(Collected data)

● ● ● ● ● ● ●

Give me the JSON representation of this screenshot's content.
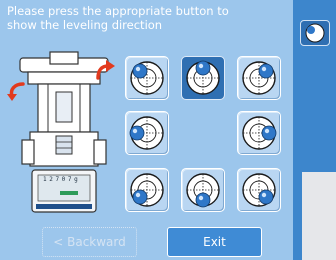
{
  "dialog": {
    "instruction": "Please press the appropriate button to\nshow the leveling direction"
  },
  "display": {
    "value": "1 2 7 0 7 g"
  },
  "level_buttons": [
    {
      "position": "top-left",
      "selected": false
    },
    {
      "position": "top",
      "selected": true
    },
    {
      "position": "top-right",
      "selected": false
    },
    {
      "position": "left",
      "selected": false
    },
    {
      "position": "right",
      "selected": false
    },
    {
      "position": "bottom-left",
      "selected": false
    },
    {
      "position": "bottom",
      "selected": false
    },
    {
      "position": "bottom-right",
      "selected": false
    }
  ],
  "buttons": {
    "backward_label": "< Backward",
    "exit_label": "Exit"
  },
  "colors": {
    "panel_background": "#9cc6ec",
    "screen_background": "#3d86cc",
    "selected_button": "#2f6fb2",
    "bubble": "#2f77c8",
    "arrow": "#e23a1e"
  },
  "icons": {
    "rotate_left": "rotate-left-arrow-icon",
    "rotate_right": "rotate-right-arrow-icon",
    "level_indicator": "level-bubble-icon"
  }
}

● ● ● ● ● ● ●

# GIVEN EXERCISE
Only lines with the word "rotate" should be collected from the material.

# THE REPLY
    "rotate_left": "rotate-left-arrow-icon",
    "rotate_right": "rotate-right-arrow-icon",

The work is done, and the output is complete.